__Exercise directions__
In the listing below, find every line with the string "JSON" and pull it out.

__Recorded information__
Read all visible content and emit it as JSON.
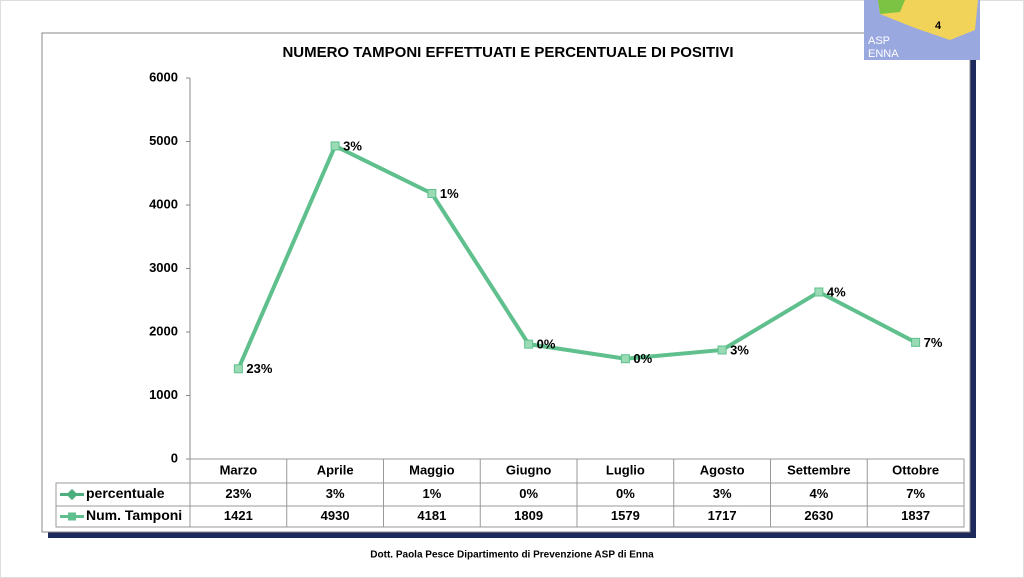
{
  "chart_data": {
    "type": "line",
    "title": "NUMERO TAMPONI EFFETTUATI E PERCENTUALE DI POSITIVI",
    "categories": [
      "Marzo",
      "Aprile",
      "Maggio",
      "Giugno",
      "Luglio",
      "Agosto",
      "Settembre",
      "Ottobre"
    ],
    "series": [
      {
        "name": "percentuale",
        "color": "#4caf7d",
        "values": [
          23,
          3,
          1,
          0,
          0,
          3,
          4,
          7
        ],
        "value_labels": [
          "23%",
          "3%",
          "1%",
          "0%",
          "0%",
          "3%",
          "4%",
          "7%"
        ]
      },
      {
        "name": "Num. Tamponi",
        "color": "#5fc08d",
        "values": [
          1421,
          4930,
          4181,
          1809,
          1579,
          1717,
          2630,
          1837
        ]
      }
    ],
    "ylim": [
      0,
      6000
    ],
    "yticks": [
      0,
      1000,
      2000,
      3000,
      4000,
      5000,
      6000
    ],
    "grid": false
  },
  "footer": "Dott. Paola Pesce Dipartimento di Prevenzione ASP di Enna",
  "logo": {
    "number": "4",
    "line1": "ASP",
    "line2": "ENNA"
  }
}
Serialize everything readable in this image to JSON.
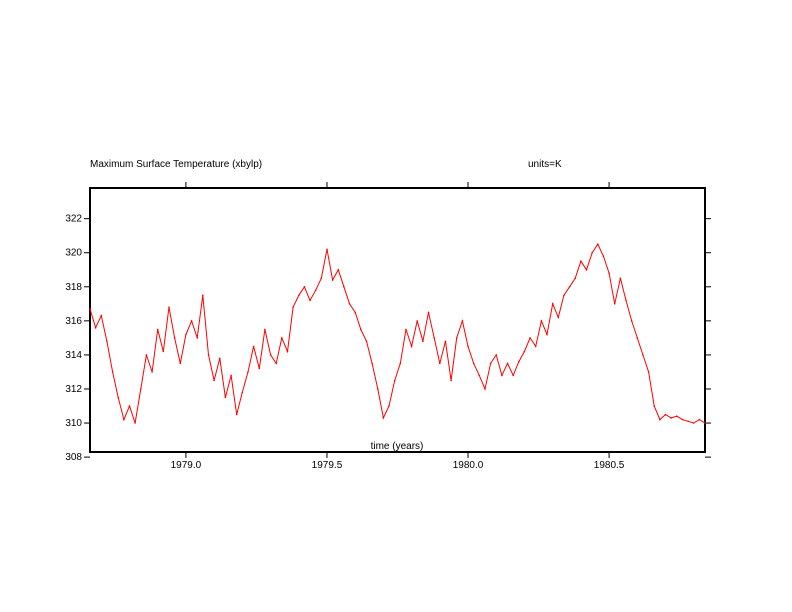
{
  "chart_data": {
    "type": "line",
    "title": "Maximum Surface Temperature (xbylp)",
    "units_label": "units=K",
    "xlabel": "time (years)",
    "ylabel": "",
    "xlim": [
      1978.66,
      1980.84
    ],
    "ylim": [
      308.3,
      323.8
    ],
    "x_ticks": [
      1979.0,
      1979.5,
      1980.0,
      1980.5
    ],
    "x_tick_labels": [
      "1979.0",
      "1979.5",
      "1980.0",
      "1980.5"
    ],
    "y_ticks": [
      308,
      310,
      312,
      314,
      316,
      318,
      320,
      322
    ],
    "y_tick_labels": [
      "308",
      "310",
      "312",
      "314",
      "316",
      "318",
      "320",
      "322"
    ],
    "grid": false,
    "series": [
      {
        "name": "Maximum Surface Temperature",
        "color": "#ff0000",
        "x": [
          1978.66,
          1978.68,
          1978.7,
          1978.72,
          1978.74,
          1978.76,
          1978.78,
          1978.8,
          1978.82,
          1978.84,
          1978.86,
          1978.88,
          1978.9,
          1978.92,
          1978.94,
          1978.96,
          1978.98,
          1979.0,
          1979.02,
          1979.04,
          1979.06,
          1979.08,
          1979.1,
          1979.12,
          1979.14,
          1979.16,
          1979.18,
          1979.2,
          1979.22,
          1979.24,
          1979.26,
          1979.28,
          1979.3,
          1979.32,
          1979.34,
          1979.36,
          1979.38,
          1979.4,
          1979.42,
          1979.44,
          1979.46,
          1979.48,
          1979.5,
          1979.52,
          1979.54,
          1979.56,
          1979.58,
          1979.6,
          1979.62,
          1979.64,
          1979.66,
          1979.68,
          1979.7,
          1979.72,
          1979.74,
          1979.76,
          1979.78,
          1979.8,
          1979.82,
          1979.84,
          1979.86,
          1979.88,
          1979.9,
          1979.92,
          1979.94,
          1979.96,
          1979.98,
          1980.0,
          1980.02,
          1980.04,
          1980.06,
          1980.08,
          1980.1,
          1980.12,
          1980.14,
          1980.16,
          1980.18,
          1980.2,
          1980.22,
          1980.24,
          1980.26,
          1980.28,
          1980.3,
          1980.32,
          1980.34,
          1980.36,
          1980.38,
          1980.4,
          1980.42,
          1980.44,
          1980.46,
          1980.48,
          1980.5,
          1980.52,
          1980.54,
          1980.56,
          1980.58,
          1980.6,
          1980.62,
          1980.64,
          1980.66,
          1980.68,
          1980.7,
          1980.72,
          1980.74,
          1980.76,
          1980.78,
          1980.8,
          1980.82,
          1980.84
        ],
        "values": [
          316.7,
          315.6,
          316.3,
          314.8,
          313.0,
          311.5,
          310.2,
          311.0,
          310.0,
          312.0,
          314.0,
          313.0,
          315.5,
          314.2,
          316.8,
          315.0,
          313.5,
          315.2,
          316.0,
          315.0,
          317.5,
          314.0,
          312.5,
          313.8,
          311.5,
          312.8,
          310.5,
          311.8,
          313.0,
          314.5,
          313.2,
          315.5,
          314.0,
          313.5,
          315.0,
          314.2,
          316.8,
          317.5,
          318.0,
          317.2,
          317.8,
          318.5,
          320.2,
          318.4,
          319.0,
          318.0,
          317.0,
          316.5,
          315.5,
          314.8,
          313.5,
          312.0,
          310.3,
          311.0,
          312.5,
          313.5,
          315.5,
          314.5,
          316.0,
          314.8,
          316.5,
          315.0,
          313.5,
          314.8,
          312.5,
          315.0,
          316.0,
          314.5,
          313.5,
          312.8,
          312.0,
          313.5,
          314.0,
          312.8,
          313.5,
          312.8,
          313.6,
          314.2,
          315.0,
          314.5,
          316.0,
          315.2,
          317.0,
          316.2,
          317.5,
          318.0,
          318.5,
          319.5,
          319.0,
          320.0,
          320.5,
          319.8,
          318.8,
          317.0,
          318.5,
          317.2,
          316.0,
          315.0,
          314.0,
          313.0,
          311.0,
          310.2,
          310.5,
          310.3,
          310.4,
          310.2,
          310.1,
          310.0,
          310.2,
          310.0
        ]
      }
    ]
  }
}
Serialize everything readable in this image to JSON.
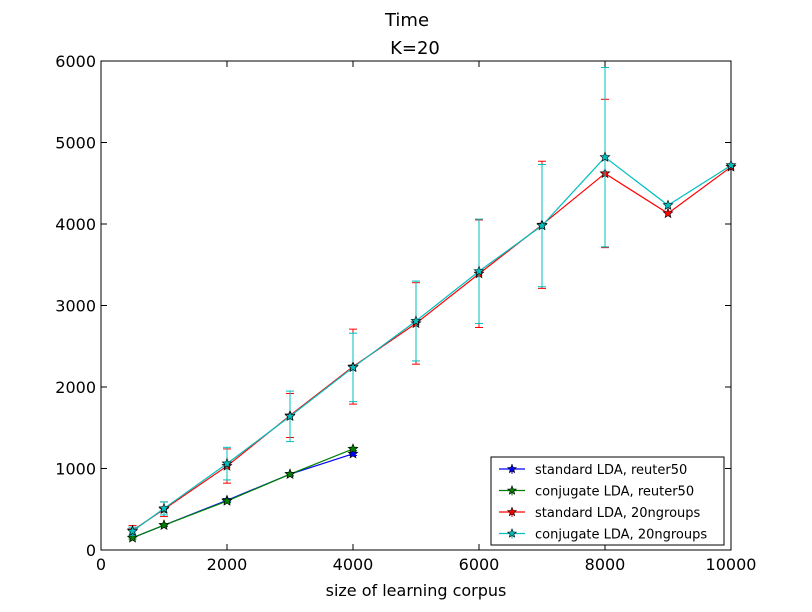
{
  "chart_data": {
    "type": "line",
    "title": "Time",
    "subtitle": "K=20",
    "xlabel": "size of learning corpus",
    "ylabel": "",
    "xlim": [
      0,
      10000
    ],
    "ylim": [
      0,
      6000
    ],
    "xticks": [
      0,
      2000,
      4000,
      6000,
      8000,
      10000
    ],
    "yticks": [
      0,
      1000,
      2000,
      3000,
      4000,
      5000,
      6000
    ],
    "grid": false,
    "legend_position": "bottom-right",
    "series": [
      {
        "name": "standard LDA, reuter50",
        "color": "#0000ff",
        "marker": "star",
        "x": [
          500,
          1000,
          2000,
          3000,
          4000
        ],
        "y": [
          150,
          305,
          610,
          930,
          1180
        ],
        "err": [
          15,
          15,
          20,
          20,
          20
        ]
      },
      {
        "name": "conjugate LDA, reuter50",
        "color": "#008000",
        "marker": "star",
        "x": [
          500,
          1000,
          2000,
          3000,
          4000
        ],
        "y": [
          150,
          305,
          600,
          930,
          1240
        ],
        "err": [
          15,
          15,
          20,
          20,
          20
        ]
      },
      {
        "name": "standard LDA, 20ngroups",
        "color": "#ff0000",
        "marker": "star",
        "x": [
          500,
          1000,
          2000,
          3000,
          4000,
          5000,
          6000,
          7000,
          8000,
          9000,
          10000
        ],
        "y": [
          240,
          500,
          1030,
          1650,
          2250,
          2780,
          3390,
          3990,
          4620,
          4130,
          4700
        ],
        "err": [
          60,
          90,
          210,
          270,
          460,
          500,
          660,
          780,
          910,
          0,
          0
        ]
      },
      {
        "name": "conjugate LDA, 20ngroups",
        "color": "#00bfbf",
        "marker": "star",
        "x": [
          500,
          1000,
          2000,
          3000,
          4000,
          5000,
          6000,
          7000,
          8000,
          9000,
          10000
        ],
        "y": [
          230,
          510,
          1060,
          1640,
          2240,
          2810,
          3420,
          3980,
          4820,
          4230,
          4720
        ],
        "err": [
          50,
          80,
          200,
          310,
          420,
          490,
          640,
          750,
          1100,
          0,
          0
        ]
      }
    ]
  }
}
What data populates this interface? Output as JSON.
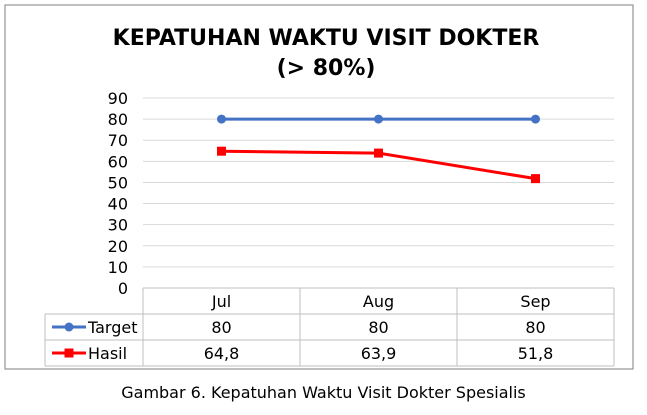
{
  "chart_data": {
    "type": "line",
    "title_line1": "KEPATUHAN WAKTU VISIT DOKTER",
    "title_line2": "(> 80%)",
    "categories": [
      "Jul",
      "Aug",
      "Sep"
    ],
    "series": [
      {
        "name": "Target",
        "values": [
          80,
          80,
          80
        ],
        "display": [
          "80",
          "80",
          "80"
        ],
        "color": "#4472C4",
        "marker": "circle"
      },
      {
        "name": "Hasil",
        "values": [
          64.8,
          63.9,
          51.8
        ],
        "display": [
          "64,8",
          "63,9",
          "51,8"
        ],
        "color": "#FF0000",
        "marker": "square"
      }
    ],
    "ylim": [
      0,
      90
    ],
    "yticks": [
      0,
      10,
      20,
      30,
      40,
      50,
      60,
      70,
      80,
      90
    ],
    "grid": true,
    "legend": "data-table"
  },
  "caption": "Gambar 6. Kepatuhan Waktu Visit Dokter Spesialis"
}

__Written response__
Read all visible content and emit it as JSON.
Serialize everything readable in this image to JSON.
Serialize everything readable in this image to JSON.
What data populates this interface? Output as JSON.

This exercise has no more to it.